Excerto do texto
----------------
Na formulação do n.º 3 mesmo artigo, respeitante às usualmente designadas “firma-denominação” e “firma-mista”, “a firma da sociedade constituída por denominação particular ou por denominação e nome ou firma de sócio não pode ser idêntica à firma registada de outra sociedade, ou por tal forma semelhante que possa induzir em erro.”
As firmas estão sujeitas a registo, constitutivo do direito ao seu uso exclusivo (art.º 3.º do Regime do Registo Nacional de Pessoas Coletivas - RRNPC, aprovado pelo Dec.-Lei n.º 129/98, de 13.5, com as alterações publicitadas).
Cabe ao Registo Nacional de Pessoas Coletivas organizar e gerir o ficheiro central de pessoas coletivas (FCPC), onde são inscritas, nomeadamente, as respetivas firmas, bem como apreciar a sua admissibilidade (artigos 1.º a 3.º do RRNPC).
A atribuição das firmas está sujeita à observância dos princípios da verdade e da novidade (art.º 3.º do RRNPC).
No que concerne ao princípio da verdade, estipula-se no n.º 1 do art.º 32.º do RRNPC que “os elementos componentes das firmas e denominações devem ser verdadeiros e não induzir em erro sobre a identificação, natureza ou actividade do seu titular”. No n.º 2 do mesmo artigo acrescenta-se que “os elementos característicos das firmas e denominações, ainda quando constituídos por designações de fantasia, siglas ou composições, não podem sugerir actividade diferente da que constitui o objecto social.
Em relação ao princípio da novidade, que é o que está em questão neste recurso, é o seguinte o teor do art.º 32.º do RRNPC, na parte que ora releva:
Princípio da novidade
1 - As firmas e denominações devem ser distintas e não susceptíveis de confusão ou erro com as registadas ou licenciadas no mesmo âmbito de exclusividade, mesmo quando a lei permita a inclusão de elementos utilizados por outras já registadas, ou com designações de instituições notoriamente conhecidas.
2 - Os juízos sobre a distinção e a não susceptibilidade de confusão ou erro devem ter em conta o tipo de pessoa, o seu domicílio ou sede, a afinidade ou proximidade das suas actividades e o âmbito territorial destas.
----------------
Dados apresentados
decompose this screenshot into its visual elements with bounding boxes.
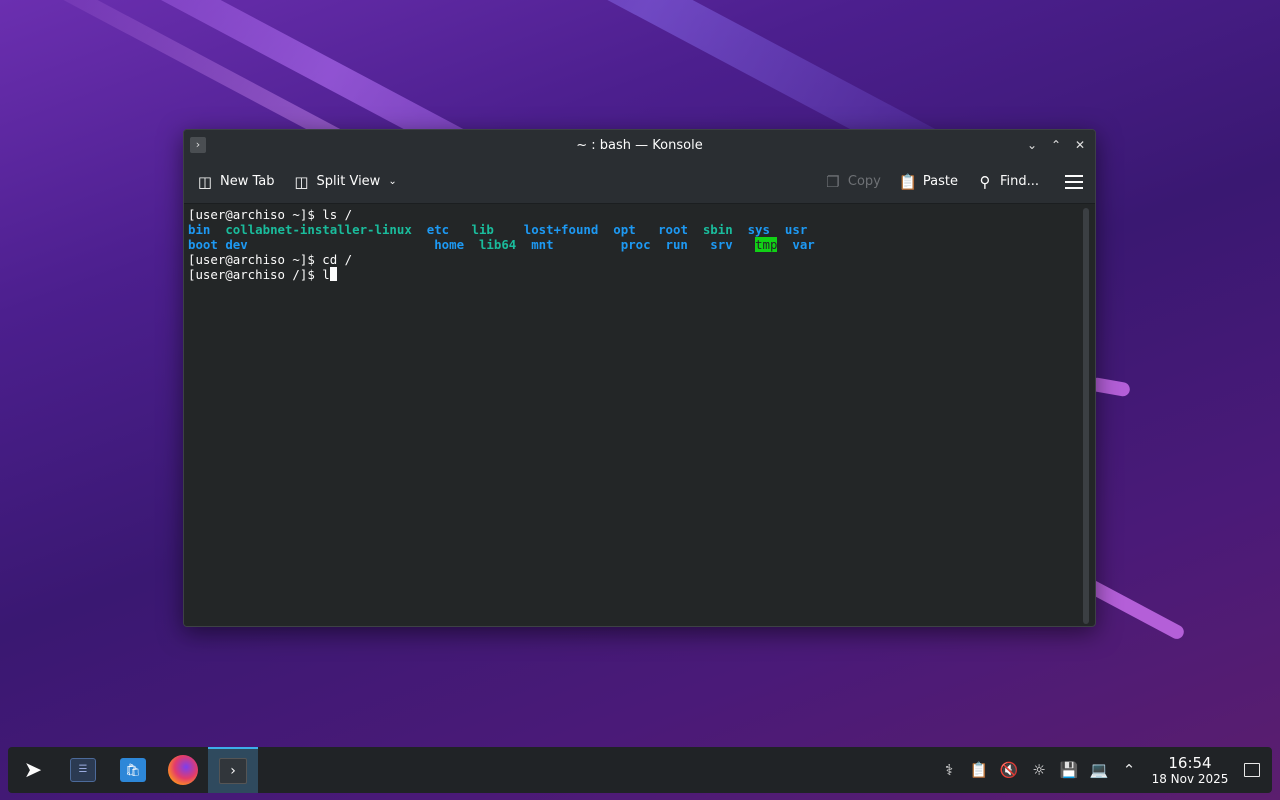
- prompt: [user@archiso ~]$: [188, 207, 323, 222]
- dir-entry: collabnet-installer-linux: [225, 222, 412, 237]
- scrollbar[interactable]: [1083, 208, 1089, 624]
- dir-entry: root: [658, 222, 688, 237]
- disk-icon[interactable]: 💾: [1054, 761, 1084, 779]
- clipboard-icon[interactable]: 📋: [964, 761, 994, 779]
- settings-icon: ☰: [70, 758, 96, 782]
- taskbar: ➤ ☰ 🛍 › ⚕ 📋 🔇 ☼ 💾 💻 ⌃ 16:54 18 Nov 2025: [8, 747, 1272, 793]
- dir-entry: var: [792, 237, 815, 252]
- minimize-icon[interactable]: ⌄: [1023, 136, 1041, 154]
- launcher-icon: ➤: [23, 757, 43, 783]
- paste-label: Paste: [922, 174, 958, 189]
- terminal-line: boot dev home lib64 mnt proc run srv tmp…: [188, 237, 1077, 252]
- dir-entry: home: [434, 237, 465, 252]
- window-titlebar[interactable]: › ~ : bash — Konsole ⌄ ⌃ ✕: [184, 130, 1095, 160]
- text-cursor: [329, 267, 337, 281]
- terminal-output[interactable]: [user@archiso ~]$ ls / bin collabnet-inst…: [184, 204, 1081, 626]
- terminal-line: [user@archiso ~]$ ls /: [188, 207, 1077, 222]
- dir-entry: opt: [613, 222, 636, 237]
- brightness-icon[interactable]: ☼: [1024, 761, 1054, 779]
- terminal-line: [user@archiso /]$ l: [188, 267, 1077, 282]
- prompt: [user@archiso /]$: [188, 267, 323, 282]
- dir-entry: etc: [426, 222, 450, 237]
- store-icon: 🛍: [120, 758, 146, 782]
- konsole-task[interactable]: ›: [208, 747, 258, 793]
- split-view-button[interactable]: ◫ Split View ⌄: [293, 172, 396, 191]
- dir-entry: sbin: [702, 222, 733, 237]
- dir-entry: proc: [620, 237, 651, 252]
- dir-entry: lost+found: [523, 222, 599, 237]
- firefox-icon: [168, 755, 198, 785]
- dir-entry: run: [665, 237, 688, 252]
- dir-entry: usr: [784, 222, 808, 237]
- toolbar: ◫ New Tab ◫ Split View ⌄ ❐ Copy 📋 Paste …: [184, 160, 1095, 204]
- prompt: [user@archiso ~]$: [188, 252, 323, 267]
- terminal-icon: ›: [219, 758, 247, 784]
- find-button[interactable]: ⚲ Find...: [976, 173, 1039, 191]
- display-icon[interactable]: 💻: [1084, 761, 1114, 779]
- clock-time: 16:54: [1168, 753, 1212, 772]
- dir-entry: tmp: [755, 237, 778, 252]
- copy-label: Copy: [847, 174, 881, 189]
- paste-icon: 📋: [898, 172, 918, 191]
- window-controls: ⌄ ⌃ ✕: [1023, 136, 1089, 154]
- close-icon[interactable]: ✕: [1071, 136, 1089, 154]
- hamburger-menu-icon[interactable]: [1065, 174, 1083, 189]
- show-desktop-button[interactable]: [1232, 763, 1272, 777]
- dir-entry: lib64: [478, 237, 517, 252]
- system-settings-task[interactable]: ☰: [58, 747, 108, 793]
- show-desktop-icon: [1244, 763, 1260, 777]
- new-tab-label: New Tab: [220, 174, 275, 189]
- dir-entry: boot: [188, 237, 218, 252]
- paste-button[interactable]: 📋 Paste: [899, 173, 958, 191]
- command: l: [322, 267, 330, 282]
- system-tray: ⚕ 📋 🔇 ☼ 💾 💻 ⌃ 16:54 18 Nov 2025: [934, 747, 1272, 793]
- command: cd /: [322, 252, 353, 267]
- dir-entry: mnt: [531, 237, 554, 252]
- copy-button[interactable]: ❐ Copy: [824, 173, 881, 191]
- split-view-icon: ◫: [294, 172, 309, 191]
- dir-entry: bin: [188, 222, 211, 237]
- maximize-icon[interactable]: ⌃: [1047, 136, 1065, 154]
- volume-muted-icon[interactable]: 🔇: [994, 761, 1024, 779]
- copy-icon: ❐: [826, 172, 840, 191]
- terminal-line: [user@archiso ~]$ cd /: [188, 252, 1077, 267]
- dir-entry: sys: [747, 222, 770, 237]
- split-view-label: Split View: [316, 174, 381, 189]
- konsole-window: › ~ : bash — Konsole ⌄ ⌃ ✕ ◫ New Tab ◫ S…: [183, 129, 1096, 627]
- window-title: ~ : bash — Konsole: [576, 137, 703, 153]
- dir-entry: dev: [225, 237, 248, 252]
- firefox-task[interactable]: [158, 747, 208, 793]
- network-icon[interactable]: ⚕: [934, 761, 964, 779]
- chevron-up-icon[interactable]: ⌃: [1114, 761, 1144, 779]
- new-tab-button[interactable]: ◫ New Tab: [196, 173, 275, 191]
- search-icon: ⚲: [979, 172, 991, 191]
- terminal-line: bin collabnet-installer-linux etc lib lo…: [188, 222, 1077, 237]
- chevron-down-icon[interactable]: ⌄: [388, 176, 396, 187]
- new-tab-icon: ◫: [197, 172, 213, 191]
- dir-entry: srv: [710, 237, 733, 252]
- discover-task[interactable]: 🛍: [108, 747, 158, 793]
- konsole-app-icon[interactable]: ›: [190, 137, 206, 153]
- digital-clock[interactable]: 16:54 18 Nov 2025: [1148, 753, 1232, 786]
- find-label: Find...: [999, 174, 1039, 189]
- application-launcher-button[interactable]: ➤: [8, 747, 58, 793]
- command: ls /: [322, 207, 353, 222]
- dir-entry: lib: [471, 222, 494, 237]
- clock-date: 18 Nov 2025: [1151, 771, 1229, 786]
----------------
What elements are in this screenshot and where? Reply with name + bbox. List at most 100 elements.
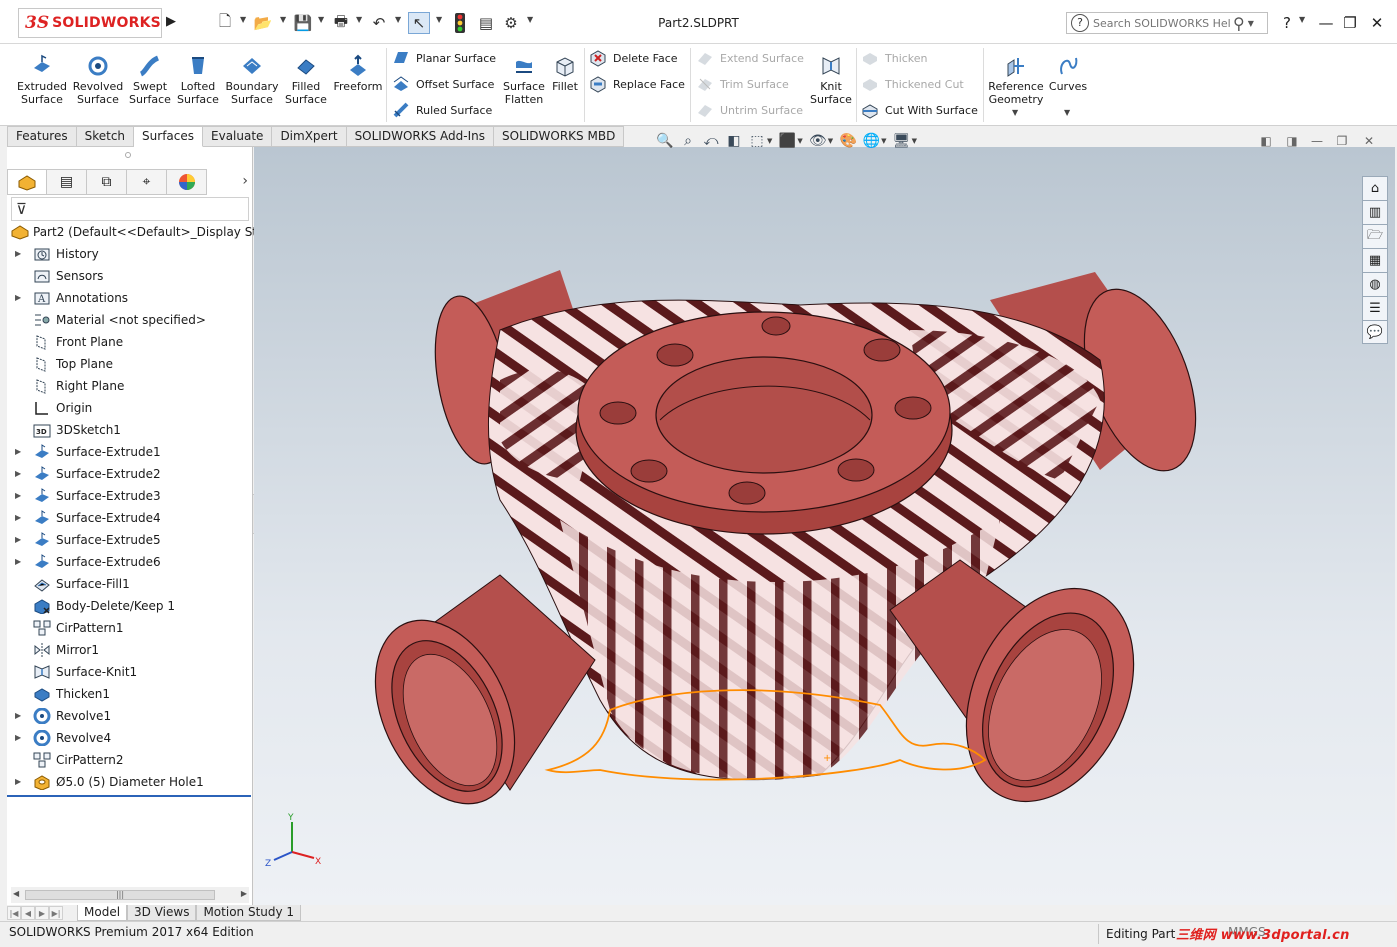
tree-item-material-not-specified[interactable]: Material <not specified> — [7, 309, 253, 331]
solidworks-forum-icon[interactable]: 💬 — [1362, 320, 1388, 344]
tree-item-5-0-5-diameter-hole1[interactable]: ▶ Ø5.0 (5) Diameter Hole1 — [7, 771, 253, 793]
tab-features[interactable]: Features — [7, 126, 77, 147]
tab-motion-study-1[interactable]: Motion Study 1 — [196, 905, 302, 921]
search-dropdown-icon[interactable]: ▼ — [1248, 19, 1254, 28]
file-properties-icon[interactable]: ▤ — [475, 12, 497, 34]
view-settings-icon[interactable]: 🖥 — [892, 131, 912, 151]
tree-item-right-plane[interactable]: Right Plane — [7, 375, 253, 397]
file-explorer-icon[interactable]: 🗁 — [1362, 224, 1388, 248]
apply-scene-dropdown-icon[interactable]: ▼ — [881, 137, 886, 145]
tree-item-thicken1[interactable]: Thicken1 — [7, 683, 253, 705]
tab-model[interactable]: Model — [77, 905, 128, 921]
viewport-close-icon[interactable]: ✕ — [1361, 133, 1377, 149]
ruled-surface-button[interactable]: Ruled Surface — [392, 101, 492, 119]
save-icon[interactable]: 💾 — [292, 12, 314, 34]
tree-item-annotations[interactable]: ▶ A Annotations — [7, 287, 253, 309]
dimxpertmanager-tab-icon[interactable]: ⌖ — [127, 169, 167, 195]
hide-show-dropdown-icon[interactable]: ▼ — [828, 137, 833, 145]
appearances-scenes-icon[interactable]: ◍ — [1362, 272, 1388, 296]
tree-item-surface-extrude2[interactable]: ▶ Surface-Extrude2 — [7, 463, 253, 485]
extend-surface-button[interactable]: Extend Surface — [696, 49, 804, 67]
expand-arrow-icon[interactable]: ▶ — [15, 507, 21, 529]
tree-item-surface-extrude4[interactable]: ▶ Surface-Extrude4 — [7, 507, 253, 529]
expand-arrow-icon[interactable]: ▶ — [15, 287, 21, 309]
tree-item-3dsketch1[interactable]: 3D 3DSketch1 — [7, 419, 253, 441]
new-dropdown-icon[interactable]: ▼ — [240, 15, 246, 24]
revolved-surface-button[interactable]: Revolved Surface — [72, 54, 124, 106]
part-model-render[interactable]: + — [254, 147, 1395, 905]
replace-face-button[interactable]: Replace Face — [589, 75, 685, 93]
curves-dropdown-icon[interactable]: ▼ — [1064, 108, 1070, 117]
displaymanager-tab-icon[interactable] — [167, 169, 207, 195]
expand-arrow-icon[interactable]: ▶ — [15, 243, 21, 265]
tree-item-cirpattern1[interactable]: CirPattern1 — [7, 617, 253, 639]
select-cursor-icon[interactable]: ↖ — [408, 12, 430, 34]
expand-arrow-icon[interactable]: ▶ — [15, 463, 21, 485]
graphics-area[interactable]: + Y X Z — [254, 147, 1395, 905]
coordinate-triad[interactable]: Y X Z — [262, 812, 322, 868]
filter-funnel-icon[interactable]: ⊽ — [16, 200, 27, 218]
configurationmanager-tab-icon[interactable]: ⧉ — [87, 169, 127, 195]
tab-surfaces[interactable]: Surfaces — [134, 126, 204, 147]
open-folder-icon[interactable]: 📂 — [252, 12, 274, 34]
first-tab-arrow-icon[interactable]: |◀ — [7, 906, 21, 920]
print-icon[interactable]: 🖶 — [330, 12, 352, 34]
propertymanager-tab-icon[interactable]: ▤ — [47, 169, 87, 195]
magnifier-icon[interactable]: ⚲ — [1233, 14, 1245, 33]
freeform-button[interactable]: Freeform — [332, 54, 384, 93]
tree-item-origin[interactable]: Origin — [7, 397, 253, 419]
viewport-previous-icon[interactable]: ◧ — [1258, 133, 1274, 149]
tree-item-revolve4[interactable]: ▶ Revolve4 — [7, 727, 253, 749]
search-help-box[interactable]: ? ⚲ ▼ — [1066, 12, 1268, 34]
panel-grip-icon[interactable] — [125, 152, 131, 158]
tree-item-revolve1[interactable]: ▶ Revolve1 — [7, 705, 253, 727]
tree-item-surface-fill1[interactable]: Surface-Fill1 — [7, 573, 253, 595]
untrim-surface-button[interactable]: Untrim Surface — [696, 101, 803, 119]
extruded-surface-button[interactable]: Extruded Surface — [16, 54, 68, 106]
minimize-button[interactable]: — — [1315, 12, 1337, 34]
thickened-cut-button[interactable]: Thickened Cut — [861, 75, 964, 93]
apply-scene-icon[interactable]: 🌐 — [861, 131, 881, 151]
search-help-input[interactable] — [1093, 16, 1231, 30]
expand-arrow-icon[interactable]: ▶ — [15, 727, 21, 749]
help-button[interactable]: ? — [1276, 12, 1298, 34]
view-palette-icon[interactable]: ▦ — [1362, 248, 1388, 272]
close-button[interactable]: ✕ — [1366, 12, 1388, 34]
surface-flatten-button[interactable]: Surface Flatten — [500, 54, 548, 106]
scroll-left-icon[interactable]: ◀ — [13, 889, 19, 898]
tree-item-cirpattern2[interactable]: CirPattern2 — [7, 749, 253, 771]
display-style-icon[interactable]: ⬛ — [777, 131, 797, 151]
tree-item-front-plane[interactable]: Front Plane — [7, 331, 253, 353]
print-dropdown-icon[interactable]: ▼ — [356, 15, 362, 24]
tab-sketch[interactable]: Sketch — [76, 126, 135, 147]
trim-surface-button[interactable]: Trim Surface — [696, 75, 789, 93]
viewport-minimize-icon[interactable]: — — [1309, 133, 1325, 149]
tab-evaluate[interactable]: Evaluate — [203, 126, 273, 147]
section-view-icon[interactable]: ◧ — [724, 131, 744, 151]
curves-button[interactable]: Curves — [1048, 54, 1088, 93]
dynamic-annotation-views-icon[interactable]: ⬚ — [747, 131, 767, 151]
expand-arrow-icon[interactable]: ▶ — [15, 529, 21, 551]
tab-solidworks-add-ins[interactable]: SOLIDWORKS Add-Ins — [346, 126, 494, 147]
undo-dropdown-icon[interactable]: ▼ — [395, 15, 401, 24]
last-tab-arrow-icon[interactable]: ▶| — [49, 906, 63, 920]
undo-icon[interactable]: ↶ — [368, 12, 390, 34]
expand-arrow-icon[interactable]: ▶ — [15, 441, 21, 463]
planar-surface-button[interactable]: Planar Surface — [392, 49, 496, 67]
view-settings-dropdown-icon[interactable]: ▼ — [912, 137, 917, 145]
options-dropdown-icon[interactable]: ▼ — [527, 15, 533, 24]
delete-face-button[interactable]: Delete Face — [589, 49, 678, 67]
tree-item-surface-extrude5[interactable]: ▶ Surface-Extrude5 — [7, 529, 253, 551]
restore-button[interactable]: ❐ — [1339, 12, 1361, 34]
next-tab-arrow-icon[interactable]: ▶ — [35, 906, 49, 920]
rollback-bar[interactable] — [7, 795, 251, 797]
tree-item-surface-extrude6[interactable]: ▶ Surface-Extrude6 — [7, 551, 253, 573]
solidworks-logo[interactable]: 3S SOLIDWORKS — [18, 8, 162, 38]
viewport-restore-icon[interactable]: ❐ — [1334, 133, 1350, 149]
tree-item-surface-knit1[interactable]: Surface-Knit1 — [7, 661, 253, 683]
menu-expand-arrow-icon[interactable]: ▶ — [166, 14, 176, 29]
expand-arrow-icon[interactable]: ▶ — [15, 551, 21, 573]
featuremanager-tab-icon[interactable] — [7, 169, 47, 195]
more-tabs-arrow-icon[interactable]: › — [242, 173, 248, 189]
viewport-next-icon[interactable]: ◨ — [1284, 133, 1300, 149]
----------------
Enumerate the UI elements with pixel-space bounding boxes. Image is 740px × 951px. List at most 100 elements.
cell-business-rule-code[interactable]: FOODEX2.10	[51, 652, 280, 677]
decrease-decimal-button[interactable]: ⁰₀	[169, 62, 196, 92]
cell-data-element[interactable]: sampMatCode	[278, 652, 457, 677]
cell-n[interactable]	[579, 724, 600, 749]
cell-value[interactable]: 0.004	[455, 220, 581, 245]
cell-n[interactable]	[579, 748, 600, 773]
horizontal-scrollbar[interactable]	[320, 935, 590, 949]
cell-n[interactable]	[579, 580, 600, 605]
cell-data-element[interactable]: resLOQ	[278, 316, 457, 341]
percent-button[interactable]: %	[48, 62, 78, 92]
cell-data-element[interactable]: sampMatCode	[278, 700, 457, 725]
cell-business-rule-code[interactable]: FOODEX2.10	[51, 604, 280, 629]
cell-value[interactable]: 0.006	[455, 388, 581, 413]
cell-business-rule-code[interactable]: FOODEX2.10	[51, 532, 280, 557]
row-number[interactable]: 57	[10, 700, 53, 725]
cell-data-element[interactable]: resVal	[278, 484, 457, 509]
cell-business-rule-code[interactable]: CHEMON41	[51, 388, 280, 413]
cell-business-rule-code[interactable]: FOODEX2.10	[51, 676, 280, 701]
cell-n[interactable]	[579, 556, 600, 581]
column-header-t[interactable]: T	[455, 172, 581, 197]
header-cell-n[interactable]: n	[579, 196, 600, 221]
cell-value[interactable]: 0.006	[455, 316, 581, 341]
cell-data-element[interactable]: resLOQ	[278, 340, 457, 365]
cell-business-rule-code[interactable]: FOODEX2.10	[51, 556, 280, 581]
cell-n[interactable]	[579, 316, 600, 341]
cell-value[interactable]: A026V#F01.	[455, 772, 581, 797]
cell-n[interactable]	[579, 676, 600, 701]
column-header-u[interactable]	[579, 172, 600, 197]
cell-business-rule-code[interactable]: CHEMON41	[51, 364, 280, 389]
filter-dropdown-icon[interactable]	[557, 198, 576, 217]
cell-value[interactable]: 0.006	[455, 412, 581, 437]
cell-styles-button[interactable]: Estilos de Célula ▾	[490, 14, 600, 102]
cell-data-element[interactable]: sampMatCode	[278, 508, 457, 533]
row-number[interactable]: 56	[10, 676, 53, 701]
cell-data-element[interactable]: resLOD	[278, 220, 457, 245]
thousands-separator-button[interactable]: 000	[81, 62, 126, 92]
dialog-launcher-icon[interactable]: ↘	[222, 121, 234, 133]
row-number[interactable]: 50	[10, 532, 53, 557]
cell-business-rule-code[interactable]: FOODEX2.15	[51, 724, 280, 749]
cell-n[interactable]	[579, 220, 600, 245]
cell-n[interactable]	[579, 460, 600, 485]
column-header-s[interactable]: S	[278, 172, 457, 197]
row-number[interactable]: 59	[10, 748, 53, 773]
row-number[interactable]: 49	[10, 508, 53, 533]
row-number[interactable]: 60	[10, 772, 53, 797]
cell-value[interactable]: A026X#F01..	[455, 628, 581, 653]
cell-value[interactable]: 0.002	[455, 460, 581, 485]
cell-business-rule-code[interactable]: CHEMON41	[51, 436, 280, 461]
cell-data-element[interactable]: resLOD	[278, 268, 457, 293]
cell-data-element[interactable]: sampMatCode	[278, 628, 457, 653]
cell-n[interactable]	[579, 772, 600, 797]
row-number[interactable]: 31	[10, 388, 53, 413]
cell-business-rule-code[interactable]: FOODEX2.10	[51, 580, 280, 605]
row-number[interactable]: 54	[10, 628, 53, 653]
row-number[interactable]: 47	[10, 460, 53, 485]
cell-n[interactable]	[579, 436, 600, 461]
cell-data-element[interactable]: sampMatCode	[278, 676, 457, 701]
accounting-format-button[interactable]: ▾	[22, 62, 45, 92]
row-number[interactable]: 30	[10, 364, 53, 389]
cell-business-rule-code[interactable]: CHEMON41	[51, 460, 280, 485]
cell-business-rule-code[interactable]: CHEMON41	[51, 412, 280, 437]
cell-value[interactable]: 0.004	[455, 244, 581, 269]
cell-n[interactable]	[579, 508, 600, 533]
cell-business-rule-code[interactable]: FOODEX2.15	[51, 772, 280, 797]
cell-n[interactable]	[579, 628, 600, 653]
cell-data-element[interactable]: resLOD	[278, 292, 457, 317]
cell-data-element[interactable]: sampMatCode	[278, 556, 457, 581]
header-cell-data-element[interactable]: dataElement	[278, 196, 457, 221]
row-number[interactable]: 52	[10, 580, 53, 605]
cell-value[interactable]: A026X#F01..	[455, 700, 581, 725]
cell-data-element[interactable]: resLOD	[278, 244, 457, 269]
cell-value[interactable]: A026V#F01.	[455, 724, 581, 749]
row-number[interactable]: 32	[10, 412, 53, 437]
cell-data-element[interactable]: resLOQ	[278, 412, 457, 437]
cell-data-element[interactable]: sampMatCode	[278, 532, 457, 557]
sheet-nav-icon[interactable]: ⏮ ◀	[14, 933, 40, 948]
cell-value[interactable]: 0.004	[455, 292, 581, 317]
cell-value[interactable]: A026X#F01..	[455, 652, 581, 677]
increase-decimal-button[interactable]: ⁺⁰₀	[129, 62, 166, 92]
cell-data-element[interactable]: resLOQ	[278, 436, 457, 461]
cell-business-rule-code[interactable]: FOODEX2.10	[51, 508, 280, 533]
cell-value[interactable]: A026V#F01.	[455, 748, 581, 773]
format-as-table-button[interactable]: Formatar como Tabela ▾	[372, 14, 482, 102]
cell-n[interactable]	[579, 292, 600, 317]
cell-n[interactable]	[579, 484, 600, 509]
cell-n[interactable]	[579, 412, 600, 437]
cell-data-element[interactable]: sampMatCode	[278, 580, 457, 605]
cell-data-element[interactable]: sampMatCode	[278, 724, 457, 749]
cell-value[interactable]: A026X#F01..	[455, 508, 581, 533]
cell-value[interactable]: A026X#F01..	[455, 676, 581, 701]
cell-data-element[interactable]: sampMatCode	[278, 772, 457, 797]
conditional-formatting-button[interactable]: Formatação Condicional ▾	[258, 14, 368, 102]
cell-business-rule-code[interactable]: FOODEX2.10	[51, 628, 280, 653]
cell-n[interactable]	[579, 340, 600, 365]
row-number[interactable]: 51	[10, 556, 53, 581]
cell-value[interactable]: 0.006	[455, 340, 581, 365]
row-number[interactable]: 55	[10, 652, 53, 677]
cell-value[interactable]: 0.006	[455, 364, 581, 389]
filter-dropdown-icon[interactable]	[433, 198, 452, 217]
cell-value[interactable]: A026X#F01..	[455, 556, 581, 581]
----------------
Enunciado da tarefa
Dê seguimento ao texto sobre as firmas das sociedades e o princípio da novidade, escrevendo o que viria depois da última frase apresentada. Os registos constituem material à parte, independente do texto.

Resposta ao exercício
3 - Não são admitidas denominações constituídas exclusivamente por vocábulos de uso corrente que permitam identificar ou se relacionem com actividade, técnica ou produto, bem como topónimos e qualquer indicação de proveniência geográfica.
(…)”
O registo definitivo da firma confere o direito ao seu uso exclusivo no âmbito territorial especialmente definido para a entidade em causa (n.º 1 do art.º 35.º).
No caso das sociedades comerciais e das sociedades civis sob forma comercial, têm direito ao uso exclusivo da sua firma em todo o território nacional (n.º 2 do art.º 37.º).
Os despachos de admissão (ou de recusa) de firma podem ser alvo de recurso hierárquico para o presidente do IRN, IP ou de impugnação judicial (art.º 63.º n.º 1 alínea a) do RRNPC).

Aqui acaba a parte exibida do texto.